▶ **Set problem**
Check each line of the records below and collect those holding "sigil".

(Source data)
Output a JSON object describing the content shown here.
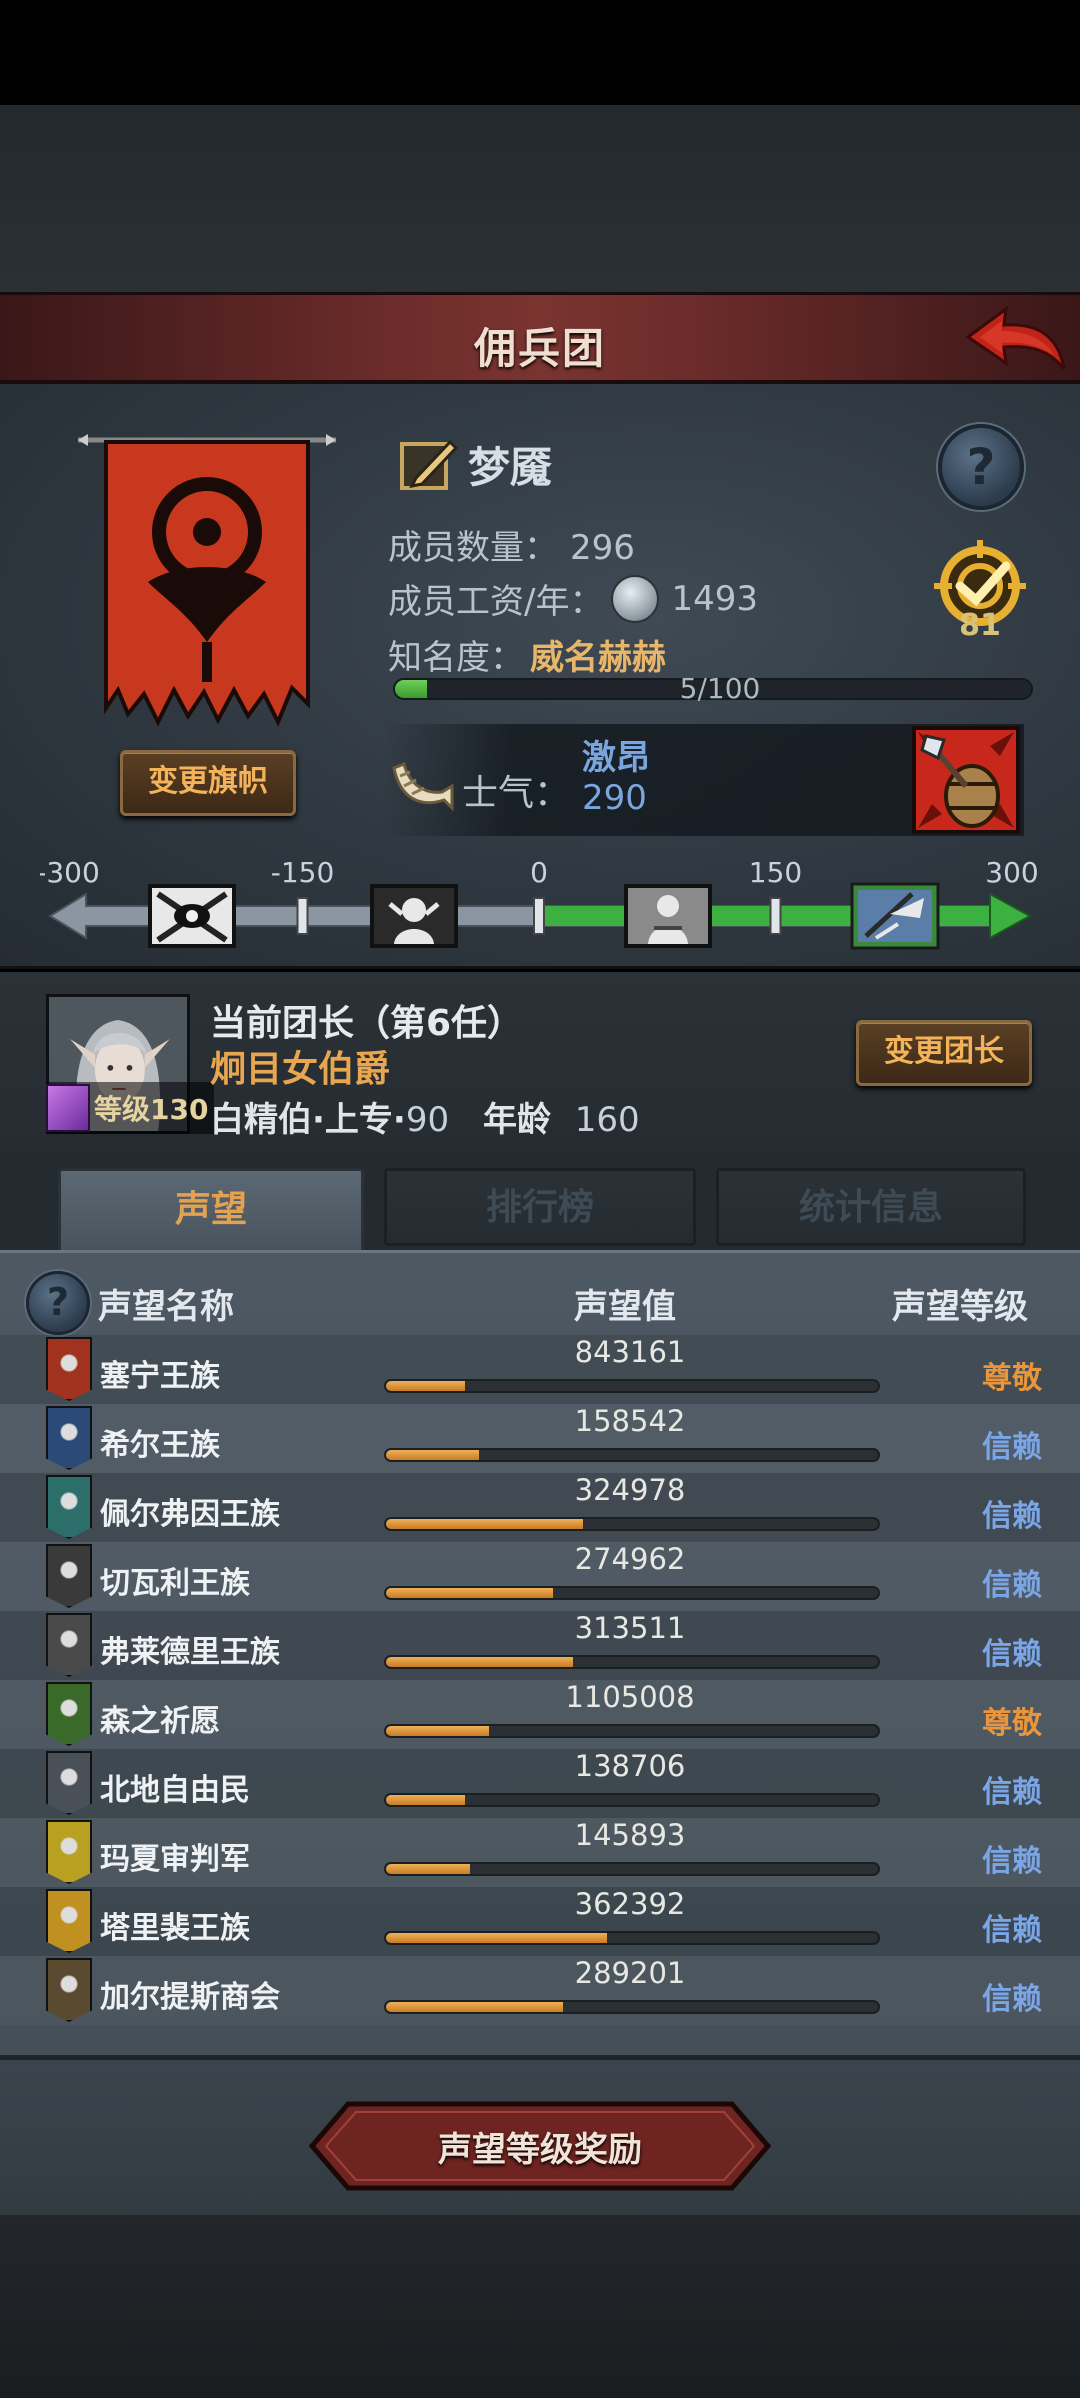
{
  "header": {
    "title": "佣兵团"
  },
  "mercenary": {
    "name": "梦魇",
    "member_count_label": "成员数量：",
    "member_count": "296",
    "wage_label": "成员工资/年：",
    "wage": "1493",
    "fame_label": "知名度：",
    "fame_value": "威名赫赫",
    "fame_progress_text": "5/100",
    "fame_progress": 0.05,
    "target_count": "81",
    "change_flag_label": "变更旗帜",
    "banner_color": "#c8381e"
  },
  "morale": {
    "label": "士气：",
    "state": "激昂",
    "value": "290",
    "ticks": [
      "-300",
      "-150",
      "0",
      "150",
      "300"
    ],
    "min": -300,
    "max": 300,
    "current": 290
  },
  "leader": {
    "title": "当前团长（第6任）",
    "name": "炯目女伯爵",
    "level_label": "等级130",
    "info_class": "白精伯·上专·",
    "info_class_num": "90",
    "age_label": "年龄",
    "age": "160",
    "change_leader_label": "变更团长"
  },
  "tabs": [
    {
      "label": "声望",
      "active": true
    },
    {
      "label": "排行榜",
      "active": false
    },
    {
      "label": "统计信息",
      "active": false
    }
  ],
  "reputation": {
    "columns": {
      "name": "声望名称",
      "value": "声望值",
      "level": "声望等级"
    },
    "rows": [
      {
        "name": "塞宁王族",
        "value": "843161",
        "level": "尊敬",
        "fill": 0.16,
        "icon_color": "#a0321e",
        "icon": "tree-sigil-icon"
      },
      {
        "name": "希尔王族",
        "value": "158542",
        "level": "信赖",
        "fill": 0.19,
        "icon_color": "#2c4a78",
        "icon": "skull-sigil-icon"
      },
      {
        "name": "佩尔弗因王族",
        "value": "324978",
        "level": "信赖",
        "fill": 0.4,
        "icon_color": "#2c6e6a",
        "icon": "crescent-sigil-icon"
      },
      {
        "name": "切瓦利王族",
        "value": "274962",
        "level": "信赖",
        "fill": 0.34,
        "icon_color": "#3a3a3a",
        "icon": "scales-sigil-icon"
      },
      {
        "name": "弗莱德里王族",
        "value": "313511",
        "level": "信赖",
        "fill": 0.38,
        "icon_color": "#4a4a4a",
        "icon": "wolf-sigil-icon"
      },
      {
        "name": "森之祈愿",
        "value": "1105008",
        "level": "尊敬",
        "fill": 0.21,
        "icon_color": "#3a6a2a",
        "icon": "forest-sigil-icon"
      },
      {
        "name": "北地自由民",
        "value": "138706",
        "level": "信赖",
        "fill": 0.16,
        "icon_color": "#4a5058",
        "icon": "axe-sigil-icon"
      },
      {
        "name": "玛夏审判军",
        "value": "145893",
        "level": "信赖",
        "fill": 0.17,
        "icon_color": "#b8a020",
        "icon": "sun-sigil-icon"
      },
      {
        "name": "塔里裴王族",
        "value": "362392",
        "level": "信赖",
        "fill": 0.45,
        "icon_color": "#c09020",
        "icon": "flame-sigil-icon"
      },
      {
        "name": "加尔提斯商会",
        "value": "289201",
        "level": "信赖",
        "fill": 0.36,
        "icon_color": "#5a4a30",
        "icon": "chest-sigil-icon"
      }
    ]
  },
  "reward_button": {
    "label": "声望等级奖励"
  }
}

▶ **Solution**
        "icon": "tree-sigil-icon"
        "icon": "skull-sigil-icon"
        "icon": "crescent-sigil-icon"
        "icon": "scales-sigil-icon"
        "icon": "wolf-sigil-icon"
        "icon": "forest-sigil-icon"
        "icon": "axe-sigil-icon"
        "icon": "sun-sigil-icon"
        "icon": "flame-sigil-icon"
        "icon": "chest-sigil-icon"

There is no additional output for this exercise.